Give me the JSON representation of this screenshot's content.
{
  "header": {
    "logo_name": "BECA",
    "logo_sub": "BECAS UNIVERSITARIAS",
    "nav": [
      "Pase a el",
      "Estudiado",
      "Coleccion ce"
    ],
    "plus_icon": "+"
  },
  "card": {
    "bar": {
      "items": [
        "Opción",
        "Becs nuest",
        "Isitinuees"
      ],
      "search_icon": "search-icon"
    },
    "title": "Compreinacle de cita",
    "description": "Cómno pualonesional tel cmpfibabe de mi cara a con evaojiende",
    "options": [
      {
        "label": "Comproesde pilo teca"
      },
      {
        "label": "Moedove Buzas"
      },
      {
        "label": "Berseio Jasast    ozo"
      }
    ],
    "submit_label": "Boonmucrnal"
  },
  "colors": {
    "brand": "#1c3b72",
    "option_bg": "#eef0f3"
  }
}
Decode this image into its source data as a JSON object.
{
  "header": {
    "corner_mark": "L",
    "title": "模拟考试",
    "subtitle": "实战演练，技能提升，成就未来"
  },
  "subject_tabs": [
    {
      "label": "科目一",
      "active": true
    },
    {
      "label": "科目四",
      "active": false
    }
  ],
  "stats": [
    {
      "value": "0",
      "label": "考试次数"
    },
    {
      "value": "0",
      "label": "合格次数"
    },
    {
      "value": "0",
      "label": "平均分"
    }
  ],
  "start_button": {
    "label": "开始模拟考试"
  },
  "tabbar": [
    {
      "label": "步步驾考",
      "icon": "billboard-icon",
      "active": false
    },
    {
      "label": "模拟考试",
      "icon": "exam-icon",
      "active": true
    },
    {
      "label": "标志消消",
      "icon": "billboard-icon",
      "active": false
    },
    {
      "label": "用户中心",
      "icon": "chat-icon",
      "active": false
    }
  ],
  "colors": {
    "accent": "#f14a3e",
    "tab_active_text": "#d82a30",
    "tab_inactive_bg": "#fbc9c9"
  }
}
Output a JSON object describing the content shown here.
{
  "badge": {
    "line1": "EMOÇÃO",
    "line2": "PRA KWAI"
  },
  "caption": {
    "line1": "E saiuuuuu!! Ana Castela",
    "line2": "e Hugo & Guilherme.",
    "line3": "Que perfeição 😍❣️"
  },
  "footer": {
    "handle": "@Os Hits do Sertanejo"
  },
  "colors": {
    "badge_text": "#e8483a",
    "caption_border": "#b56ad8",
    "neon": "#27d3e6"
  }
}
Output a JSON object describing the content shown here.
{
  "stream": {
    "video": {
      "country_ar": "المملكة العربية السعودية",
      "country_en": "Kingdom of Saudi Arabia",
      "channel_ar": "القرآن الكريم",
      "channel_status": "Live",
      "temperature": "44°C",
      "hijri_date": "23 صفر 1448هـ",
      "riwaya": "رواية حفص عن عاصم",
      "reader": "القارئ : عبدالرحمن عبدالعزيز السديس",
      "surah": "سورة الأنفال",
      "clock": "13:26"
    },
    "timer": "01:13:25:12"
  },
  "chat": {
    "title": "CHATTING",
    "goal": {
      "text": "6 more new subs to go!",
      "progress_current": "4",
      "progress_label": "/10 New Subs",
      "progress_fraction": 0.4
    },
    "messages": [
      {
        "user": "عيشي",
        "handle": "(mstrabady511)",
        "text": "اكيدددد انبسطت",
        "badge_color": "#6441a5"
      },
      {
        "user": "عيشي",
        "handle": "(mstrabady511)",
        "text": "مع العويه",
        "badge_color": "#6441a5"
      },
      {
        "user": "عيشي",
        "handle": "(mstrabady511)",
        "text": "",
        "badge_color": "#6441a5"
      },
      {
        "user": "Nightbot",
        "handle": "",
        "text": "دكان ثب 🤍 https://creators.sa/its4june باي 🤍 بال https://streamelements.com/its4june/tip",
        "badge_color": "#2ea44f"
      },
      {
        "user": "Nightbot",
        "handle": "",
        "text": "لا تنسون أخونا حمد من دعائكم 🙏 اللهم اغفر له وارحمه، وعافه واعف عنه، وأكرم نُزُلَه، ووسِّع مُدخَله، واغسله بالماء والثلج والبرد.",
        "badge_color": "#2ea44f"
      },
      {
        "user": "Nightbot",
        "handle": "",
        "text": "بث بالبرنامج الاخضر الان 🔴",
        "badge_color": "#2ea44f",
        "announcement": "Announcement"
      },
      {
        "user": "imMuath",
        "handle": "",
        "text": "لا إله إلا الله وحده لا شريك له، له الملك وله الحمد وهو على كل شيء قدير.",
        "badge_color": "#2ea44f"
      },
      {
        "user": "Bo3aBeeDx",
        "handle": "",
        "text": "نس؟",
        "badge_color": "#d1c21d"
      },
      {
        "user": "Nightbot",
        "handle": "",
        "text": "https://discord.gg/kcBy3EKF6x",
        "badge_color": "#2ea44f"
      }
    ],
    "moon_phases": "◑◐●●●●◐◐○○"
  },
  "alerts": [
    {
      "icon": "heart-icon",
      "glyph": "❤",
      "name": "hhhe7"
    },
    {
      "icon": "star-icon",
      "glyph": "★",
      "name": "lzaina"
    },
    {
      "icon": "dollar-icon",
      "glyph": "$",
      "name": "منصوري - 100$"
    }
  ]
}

DIRECTION
Take the records above and return them exactly as written.

ANSWER
Give me the JSON representation of this screenshot's content.
{
  "header": {
    "logo_name": "BECA",
    "logo_sub": "BECAS UNIVERSITARIAS",
    "nav": [
      "Pase a el",
      "Estudiado",
      "Coleccion ce"
    ],
    "plus_icon": "+"
  },
  "card": {
    "bar": {
      "items": [
        "Opción",
        "Becs nuest",
        "Isitinuees"
      ],
      "search_icon": "search-icon"
    },
    "title": "Compreinacle de cita",
    "description": "Cómno pualonesional tel cmpfibabe de mi cara a con evaojiende",
    "options": [
      {
        "label": "Comproesde pilo teca"
      },
      {
        "label": "Moedove Buzas"
      },
      {
        "label": "Berseio Jasast    ozo"
      }
    ],
    "submit_label": "Boonmucrnal"
  },
  "colors": {
    "brand": "#1c3b72",
    "option_bg": "#eef0f3"
  }
}
Decode this image into its source data as a JSON object.
{
  "header": {
    "corner_mark": "L",
    "title": "模拟考试",
    "subtitle": "实战演练，技能提升，成就未来"
  },
  "subject_tabs": [
    {
      "label": "科目一",
      "active": true
    },
    {
      "label": "科目四",
      "active": false
    }
  ],
  "stats": [
    {
      "value": "0",
      "label": "考试次数"
    },
    {
      "value": "0",
      "label": "合格次数"
    },
    {
      "value": "0",
      "label": "平均分"
    }
  ],
  "start_button": {
    "label": "开始模拟考试"
  },
  "tabbar": [
    {
      "label": "步步驾考",
      "icon": "billboard-icon",
      "active": false
    },
    {
      "label": "模拟考试",
      "icon": "exam-icon",
      "active": true
    },
    {
      "label": "标志消消",
      "icon": "billboard-icon",
      "active": false
    },
    {
      "label": "用户中心",
      "icon": "chat-icon",
      "active": false
    }
  ],
  "colors": {
    "accent": "#f14a3e",
    "tab_active_text": "#d82a30",
    "tab_inactive_bg": "#fbc9c9"
  }
}
Output a JSON object describing the content shown here.
{
  "badge": {
    "line1": "EMOÇÃO",
    "line2": "PRA KWAI"
  },
  "caption": {
    "line1": "E saiuuuuu!! Ana Castela",
    "line2": "e Hugo & Guilherme.",
    "line3": "Que perfeição 😍❣️"
  },
  "footer": {
    "handle": "@Os Hits do Sertanejo"
  },
  "colors": {
    "badge_text": "#e8483a",
    "caption_border": "#b56ad8",
    "neon": "#27d3e6"
  }
}
Output a JSON object describing the content shown here.
{
  "stream": {
    "video": {
      "country_ar": "المملكة العربية السعودية",
      "country_en": "Kingdom of Saudi Arabia",
      "channel_ar": "القرآن الكريم",
      "channel_status": "Live",
      "temperature": "44°C",
      "hijri_date": "23 صفر 1448هـ",
      "riwaya": "رواية حفص عن عاصم",
      "reader": "القارئ : عبدالرحمن عبدالعزيز السديس",
      "surah": "سورة الأنفال",
      "clock": "13:26"
    },
    "timer": "01:13:25:12"
  },
  "chat": {
    "title": "CHATTING",
    "goal": {
      "text": "6 more new subs to go!",
      "progress_current": "4",
      "progress_label": "/10 New Subs",
      "progress_fraction": 0.4
    },
    "messages": [
      {
        "user": "عيشي",
        "handle": "(mstrabady511)",
        "text": "اكيدددد انبسطت",
        "badge_color": "#6441a5"
      },
      {
        "user": "عيشي",
        "handle": "(mstrabady511)",
        "text": "مع العويه",
        "badge_color": "#6441a5"
      },
      {
        "user": "عيشي",
        "handle": "(mstrabady511)",
        "text": "",
        "badge_color": "#6441a5"
      },
      {
        "user": "Nightbot",
        "handle": "",
        "text": "دكان ثب 🤍 https://creators.sa/its4june باي 🤍 بال https://streamelements.com/its4june/tip",
        "badge_color": "#2ea44f"
      },
      {
        "user": "Nightbot",
        "handle": "",
        "text": "لا تنسون أخونا حمد من دعائكم 🙏 اللهم اغفر له وارحمه، وعافه واعف عنه، وأكرم نُزُلَه، ووسِّع مُدخَله، واغسله بالماء والثلج والبرد.",
        "badge_color": "#2ea44f"
      },
      {
        "user": "Nightbot",
        "handle": "",
        "text": "بث بالبرنامج الاخضر الان 🔴",
        "badge_color": "#2ea44f",
        "announcement": "Announcement"
      },
      {
        "user": "imMuath",
        "handle": "",
        "text": "لا إله إلا الله وحده لا شريك له، له الملك وله الحمد وهو على كل شيء قدير.",
        "badge_color": "#2ea44f"
      },
      {
        "user": "Bo3aBeeDx",
        "handle": "",
        "text": "نس؟",
        "badge_color": "#d1c21d"
      },
      {
        "user": "Nightbot",
        "handle": "",
        "text": "https://discord.gg/kcBy3EKF6x",
        "badge_color": "#2ea44f"
      }
    ],
    "moon_phases": "◑◐●●●●◐◐○○"
  },
  "alerts": [
    {
      "icon": "heart-icon",
      "glyph": "❤",
      "name": "hhhe7"
    },
    {
      "icon": "star-icon",
      "glyph": "★",
      "name": "lzaina"
    },
    {
      "icon": "dollar-icon",
      "glyph": "$",
      "name": "منصوري - 100$"
    }
  ]
}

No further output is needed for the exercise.